我有不规则列数的一系列数据,我需要使用pandas从跨多列的拆分部分中确定最常见的值.我的意思的一个例子是,如果我知道同事每天午餐吃的奶酪是什么:
Idx Name Cheese1 Cheese2 Cheese3
0 Evan Gouda NaN NaN
1 John Cheddar Havarti Blue
2 Evan Cheddar Gouda NaN
3 John Havarti Swiss NaN
Name Cheese Pct
Evan Gouda .66
John Havarti .4
我也不知道每次运行脚本时都需要包含多少列,只是它们都是“ Cheese”索引格式.如果约翰第二天出现了四种奶酪,我将需要添加第四列,并且分析脚本需要能够处理.
解决方法:
import io
import pandas as pd
data = io.StringIO("""\
Idx Name Cheese1 Cheese2 Cheese3
0 Evan Gouda NaN NaN
1 John Cheddar Havarti Blue
2 Evan Cheddar Gouda NaN
3 John Havarti Swiss NaN
4 Rick NaN NaN NaN
""")
df = pd.read_csv(data, delim_whitespace=True)
def top_cheese(g):
cheese_cols = [col for col in g.columns if col.startswith('Cheese')]
try:
out = (g[cheese_cols].stack().value_counts(normalize=True)
.reset_index().iloc[0])
out.index = ['Cheese', 'Pct']
return out
except IndexError:
return pd.Series({'Cheese': 'None', 'Pct': 0})
output = df.groupby('Name').apply(top_cheese)
print(output)
输出:
Cheese Pct
Name
Evan Gouda 0.666667
John Havarti 0.400000
Rick None 0.000000
# # #
** 练习题目 1 **
请转录上面关于奶酪统计的帖子中从“我有不规则列数的一系列数据,我需要使用p”往下一直到“要添加第四列,并且分析脚本需要能够处理.”的全部内容。
** 练习题目 2 **
按照上面关于奶酪统计的帖子,如果约翰第二天吃了四种奶酪,需要做什么?

** 所示记录 **
# # #
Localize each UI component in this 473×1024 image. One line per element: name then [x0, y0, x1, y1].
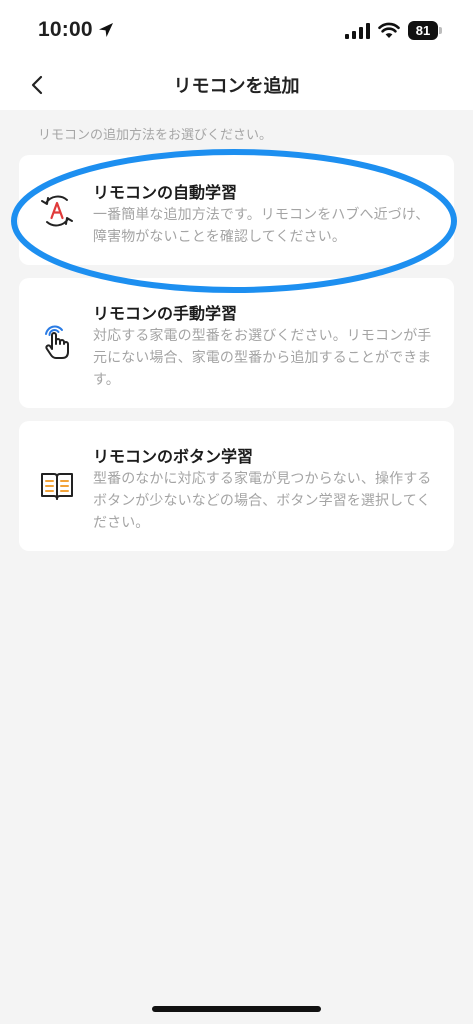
# # #
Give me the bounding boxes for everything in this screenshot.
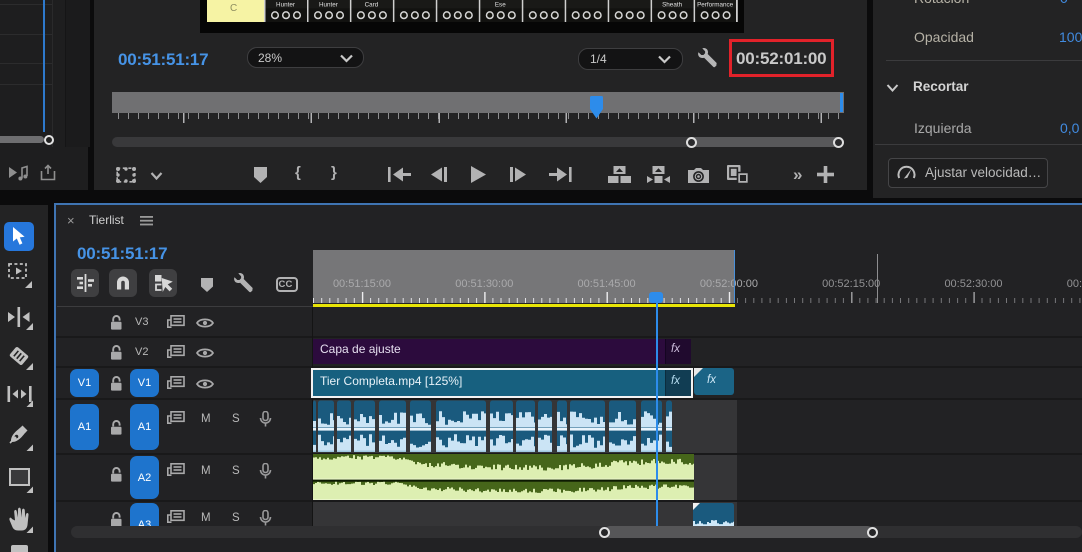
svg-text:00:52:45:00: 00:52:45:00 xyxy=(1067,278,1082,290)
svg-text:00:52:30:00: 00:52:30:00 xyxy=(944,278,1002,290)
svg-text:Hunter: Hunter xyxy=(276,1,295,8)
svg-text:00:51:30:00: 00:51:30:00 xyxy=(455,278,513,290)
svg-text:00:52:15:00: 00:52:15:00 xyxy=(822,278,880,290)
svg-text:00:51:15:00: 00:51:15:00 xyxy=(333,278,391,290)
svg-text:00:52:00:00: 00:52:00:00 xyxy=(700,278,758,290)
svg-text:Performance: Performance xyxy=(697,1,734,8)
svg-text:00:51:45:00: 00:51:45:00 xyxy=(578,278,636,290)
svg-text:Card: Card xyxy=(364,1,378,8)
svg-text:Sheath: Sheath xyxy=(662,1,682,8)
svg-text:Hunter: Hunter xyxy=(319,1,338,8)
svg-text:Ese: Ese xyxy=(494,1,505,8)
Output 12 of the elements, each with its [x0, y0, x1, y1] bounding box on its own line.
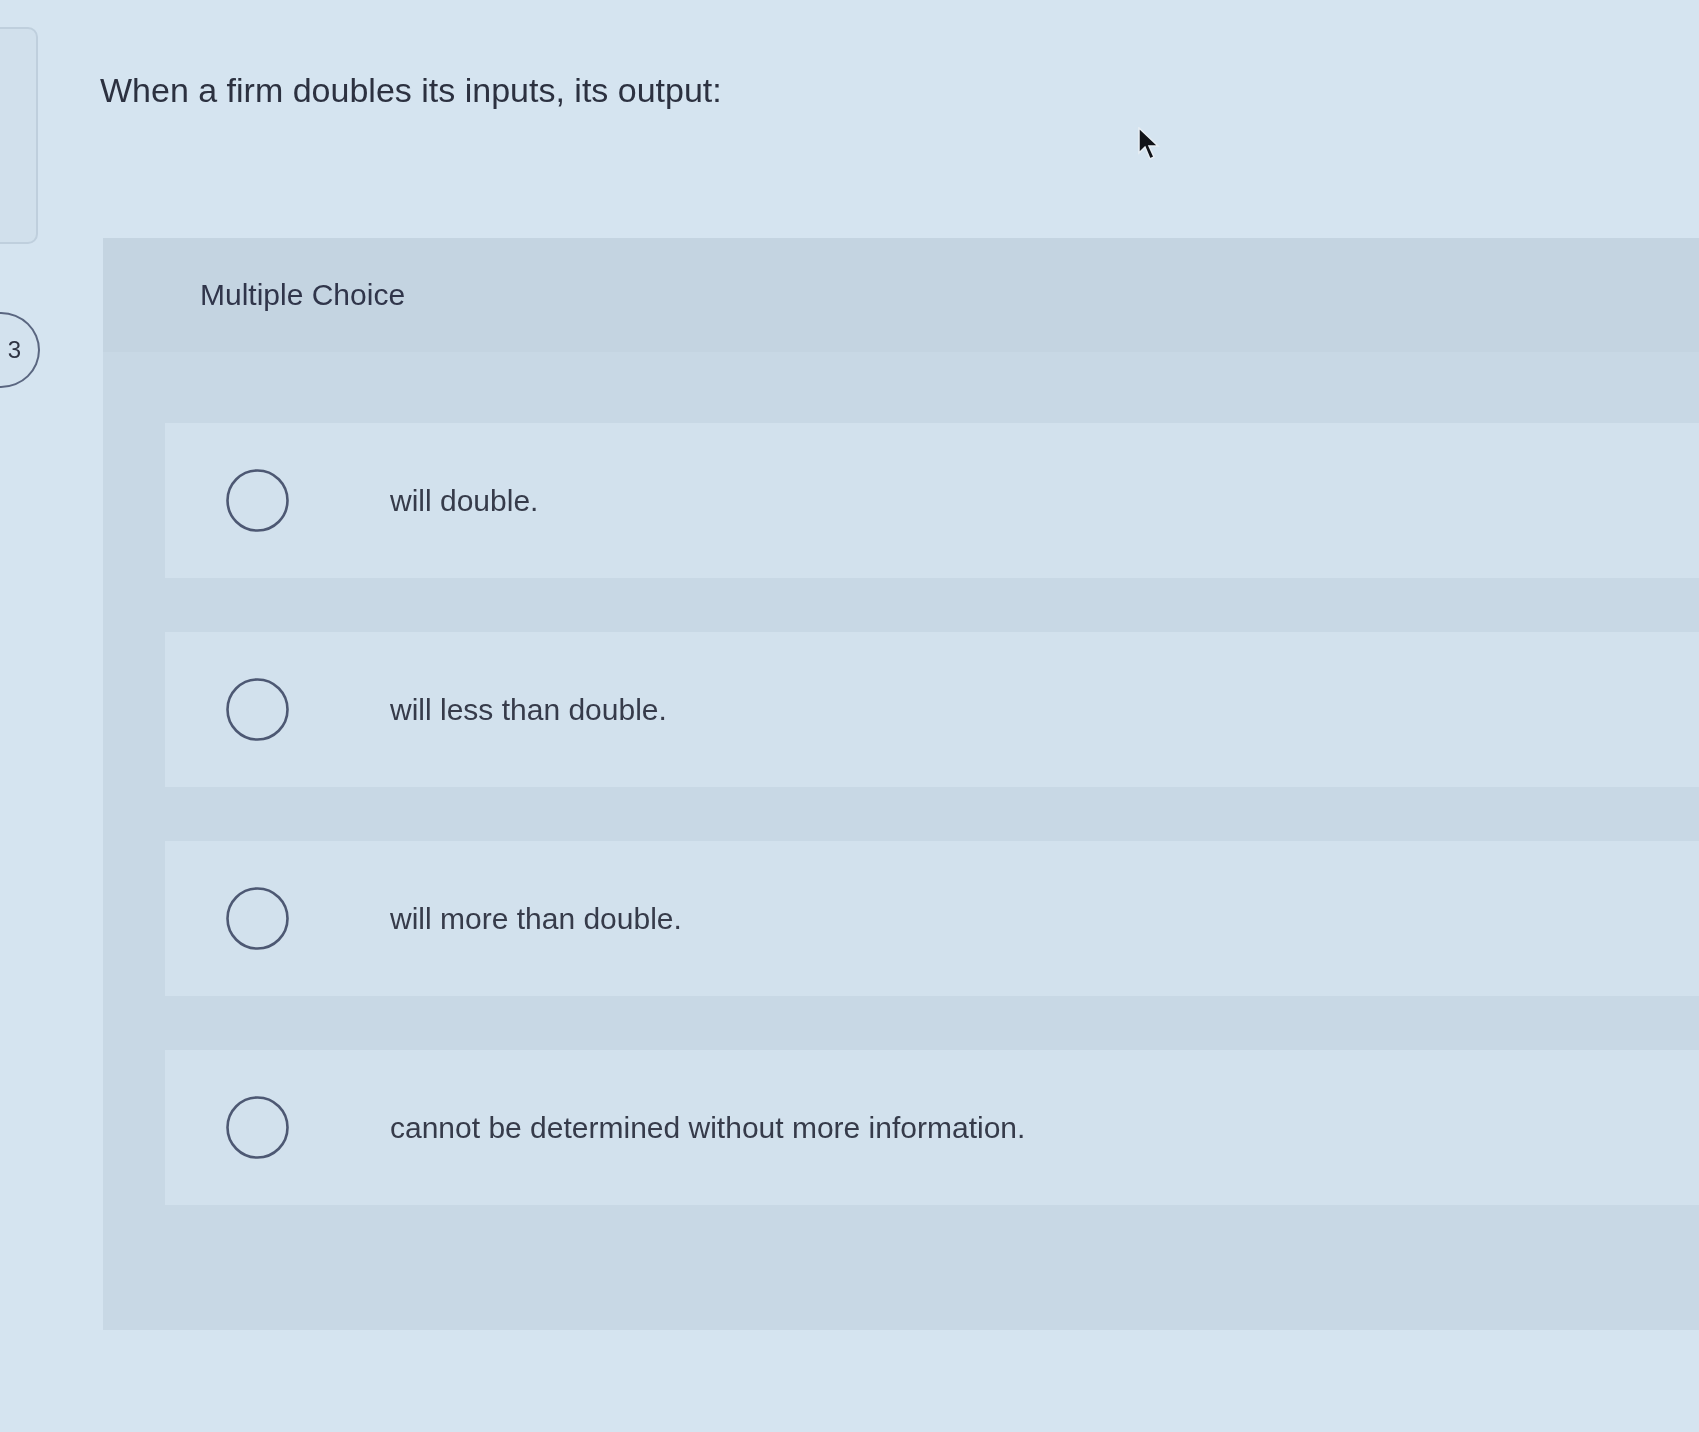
# # #
** 回答 1 **
我有不规则列数的一系列数据,我需要使用pandas从跨多列的拆分部分中确定最常见的值.我的意思的一个例子是,如果我知道同事每天午餐吃的奶酪是什么:
Idx Name Cheese1 Cheese2 Cheese3
0 Evan Gouda NaN NaN
1 John Cheddar Havarti Blue
2 Evan Cheddar Gouda NaN
3 John Havarti Swiss NaN
Name Cheese Pct
Evan Gouda .66
John Havarti .4
我也不知道每次运行脚本时都需要包含多少列,只是它们都是“ Cheese”索引格式.如果约翰第二天出现了四种奶酪,我将需要添加第四列,并且分析脚本需要能够处理.

** 回答 2 **
需要添加第四列,并且分析脚本需要能够处理。